List each line of the data that holds the string "caption", please.
= = = = = = =
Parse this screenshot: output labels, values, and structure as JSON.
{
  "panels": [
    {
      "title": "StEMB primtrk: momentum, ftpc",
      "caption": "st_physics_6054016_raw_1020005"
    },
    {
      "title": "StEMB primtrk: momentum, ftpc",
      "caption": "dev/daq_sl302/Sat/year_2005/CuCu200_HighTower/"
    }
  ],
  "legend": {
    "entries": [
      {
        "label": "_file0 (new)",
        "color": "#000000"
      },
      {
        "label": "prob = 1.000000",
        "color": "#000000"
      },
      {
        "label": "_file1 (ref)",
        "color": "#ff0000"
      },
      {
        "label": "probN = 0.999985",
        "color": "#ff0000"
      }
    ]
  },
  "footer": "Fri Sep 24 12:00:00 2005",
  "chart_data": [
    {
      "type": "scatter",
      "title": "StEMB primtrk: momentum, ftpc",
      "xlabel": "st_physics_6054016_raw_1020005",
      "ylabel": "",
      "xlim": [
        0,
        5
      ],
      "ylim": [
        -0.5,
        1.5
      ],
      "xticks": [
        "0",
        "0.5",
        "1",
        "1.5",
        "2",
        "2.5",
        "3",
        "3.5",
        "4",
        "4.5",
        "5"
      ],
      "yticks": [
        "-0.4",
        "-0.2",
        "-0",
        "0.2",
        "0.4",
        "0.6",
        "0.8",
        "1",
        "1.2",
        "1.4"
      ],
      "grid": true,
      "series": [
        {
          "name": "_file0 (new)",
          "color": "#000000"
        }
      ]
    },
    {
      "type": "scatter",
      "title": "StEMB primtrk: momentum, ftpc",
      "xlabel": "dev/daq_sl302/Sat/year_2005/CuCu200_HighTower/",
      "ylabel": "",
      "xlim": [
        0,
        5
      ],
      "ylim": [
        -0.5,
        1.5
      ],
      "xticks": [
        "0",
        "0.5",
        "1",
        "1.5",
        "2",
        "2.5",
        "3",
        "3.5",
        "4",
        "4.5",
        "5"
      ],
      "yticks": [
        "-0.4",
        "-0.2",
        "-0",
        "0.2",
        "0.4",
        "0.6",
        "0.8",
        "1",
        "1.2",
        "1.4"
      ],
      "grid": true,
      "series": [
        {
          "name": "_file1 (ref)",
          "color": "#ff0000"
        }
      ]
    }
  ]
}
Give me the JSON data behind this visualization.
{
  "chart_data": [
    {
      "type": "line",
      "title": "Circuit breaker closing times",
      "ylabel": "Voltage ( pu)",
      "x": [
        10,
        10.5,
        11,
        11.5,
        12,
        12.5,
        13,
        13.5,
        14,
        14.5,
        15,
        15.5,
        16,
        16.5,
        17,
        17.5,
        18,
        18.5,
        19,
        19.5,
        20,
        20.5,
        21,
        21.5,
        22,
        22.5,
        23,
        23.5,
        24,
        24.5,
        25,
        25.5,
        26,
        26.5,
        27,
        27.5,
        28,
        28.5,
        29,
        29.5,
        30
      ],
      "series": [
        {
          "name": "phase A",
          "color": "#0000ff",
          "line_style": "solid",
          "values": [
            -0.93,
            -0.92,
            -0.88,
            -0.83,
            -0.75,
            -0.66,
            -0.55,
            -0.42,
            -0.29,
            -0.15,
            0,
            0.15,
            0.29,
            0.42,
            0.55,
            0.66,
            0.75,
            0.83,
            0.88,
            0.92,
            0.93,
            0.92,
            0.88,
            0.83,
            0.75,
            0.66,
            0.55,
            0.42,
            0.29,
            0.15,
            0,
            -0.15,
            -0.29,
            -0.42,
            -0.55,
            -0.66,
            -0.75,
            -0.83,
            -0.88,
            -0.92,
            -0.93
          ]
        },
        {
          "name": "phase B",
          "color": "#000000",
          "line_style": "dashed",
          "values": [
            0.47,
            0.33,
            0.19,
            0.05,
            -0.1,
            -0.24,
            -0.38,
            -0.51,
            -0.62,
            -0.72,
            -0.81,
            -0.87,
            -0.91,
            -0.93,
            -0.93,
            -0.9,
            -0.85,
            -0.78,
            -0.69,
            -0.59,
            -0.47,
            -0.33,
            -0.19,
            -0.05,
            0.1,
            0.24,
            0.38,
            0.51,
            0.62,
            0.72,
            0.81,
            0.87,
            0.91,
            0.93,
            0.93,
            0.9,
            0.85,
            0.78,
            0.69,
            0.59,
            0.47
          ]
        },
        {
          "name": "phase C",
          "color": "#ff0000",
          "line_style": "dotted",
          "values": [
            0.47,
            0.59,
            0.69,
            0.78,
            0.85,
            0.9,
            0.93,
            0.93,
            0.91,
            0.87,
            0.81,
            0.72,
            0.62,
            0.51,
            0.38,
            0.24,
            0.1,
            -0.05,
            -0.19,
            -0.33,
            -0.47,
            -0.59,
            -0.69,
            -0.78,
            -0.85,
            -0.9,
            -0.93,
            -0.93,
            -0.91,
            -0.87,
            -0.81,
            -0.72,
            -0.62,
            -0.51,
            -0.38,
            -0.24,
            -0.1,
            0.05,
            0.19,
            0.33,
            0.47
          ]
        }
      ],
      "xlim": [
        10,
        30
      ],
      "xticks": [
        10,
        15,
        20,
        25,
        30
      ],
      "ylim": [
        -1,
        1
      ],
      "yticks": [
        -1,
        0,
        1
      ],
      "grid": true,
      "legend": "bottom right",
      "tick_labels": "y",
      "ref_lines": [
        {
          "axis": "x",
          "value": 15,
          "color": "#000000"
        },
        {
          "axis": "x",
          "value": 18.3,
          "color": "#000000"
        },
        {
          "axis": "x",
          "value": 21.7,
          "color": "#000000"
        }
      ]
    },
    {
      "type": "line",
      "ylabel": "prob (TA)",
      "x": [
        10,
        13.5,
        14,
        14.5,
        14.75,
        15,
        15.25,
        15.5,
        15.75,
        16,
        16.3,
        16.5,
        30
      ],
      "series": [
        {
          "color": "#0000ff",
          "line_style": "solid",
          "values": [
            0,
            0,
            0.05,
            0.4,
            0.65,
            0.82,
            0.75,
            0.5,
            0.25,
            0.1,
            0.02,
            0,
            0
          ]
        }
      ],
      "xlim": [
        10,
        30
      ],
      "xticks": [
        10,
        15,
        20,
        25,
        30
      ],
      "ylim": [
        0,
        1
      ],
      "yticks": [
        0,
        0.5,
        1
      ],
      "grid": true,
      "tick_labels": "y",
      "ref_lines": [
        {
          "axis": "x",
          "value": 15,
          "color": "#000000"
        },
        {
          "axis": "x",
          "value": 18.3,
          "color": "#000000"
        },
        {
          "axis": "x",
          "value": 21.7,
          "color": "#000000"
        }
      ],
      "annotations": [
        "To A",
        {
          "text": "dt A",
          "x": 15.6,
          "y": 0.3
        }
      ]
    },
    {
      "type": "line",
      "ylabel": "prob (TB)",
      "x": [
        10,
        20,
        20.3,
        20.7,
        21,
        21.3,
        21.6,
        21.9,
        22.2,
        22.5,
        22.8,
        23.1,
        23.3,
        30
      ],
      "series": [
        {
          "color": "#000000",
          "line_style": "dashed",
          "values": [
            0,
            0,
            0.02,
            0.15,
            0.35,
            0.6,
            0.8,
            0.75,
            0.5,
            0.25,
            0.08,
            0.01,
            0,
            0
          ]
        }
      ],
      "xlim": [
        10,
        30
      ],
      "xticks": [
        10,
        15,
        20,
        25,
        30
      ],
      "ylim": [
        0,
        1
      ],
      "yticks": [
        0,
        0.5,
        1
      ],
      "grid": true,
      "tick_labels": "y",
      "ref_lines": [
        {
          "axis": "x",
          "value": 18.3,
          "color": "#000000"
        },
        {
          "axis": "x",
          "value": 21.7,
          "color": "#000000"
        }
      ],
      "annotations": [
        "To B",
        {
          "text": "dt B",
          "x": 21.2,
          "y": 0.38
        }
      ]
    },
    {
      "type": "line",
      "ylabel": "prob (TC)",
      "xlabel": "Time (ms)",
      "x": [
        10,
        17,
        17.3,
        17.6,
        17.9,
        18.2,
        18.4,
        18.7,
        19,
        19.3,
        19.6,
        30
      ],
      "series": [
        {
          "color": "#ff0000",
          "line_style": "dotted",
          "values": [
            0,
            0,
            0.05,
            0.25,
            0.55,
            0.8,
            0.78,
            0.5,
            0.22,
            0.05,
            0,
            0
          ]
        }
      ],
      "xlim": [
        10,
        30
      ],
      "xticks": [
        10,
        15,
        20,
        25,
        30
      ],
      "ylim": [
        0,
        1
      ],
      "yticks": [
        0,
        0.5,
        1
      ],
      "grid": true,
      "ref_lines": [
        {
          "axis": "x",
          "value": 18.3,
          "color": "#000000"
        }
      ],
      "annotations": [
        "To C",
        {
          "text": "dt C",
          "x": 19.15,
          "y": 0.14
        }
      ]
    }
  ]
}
= = = = = = =
**The result**.
      "caption": "st_physics_6054016_raw_1020005"
      "caption": "dev/daq_sl302/Sat/year_2005/CuCu200_HighTower/"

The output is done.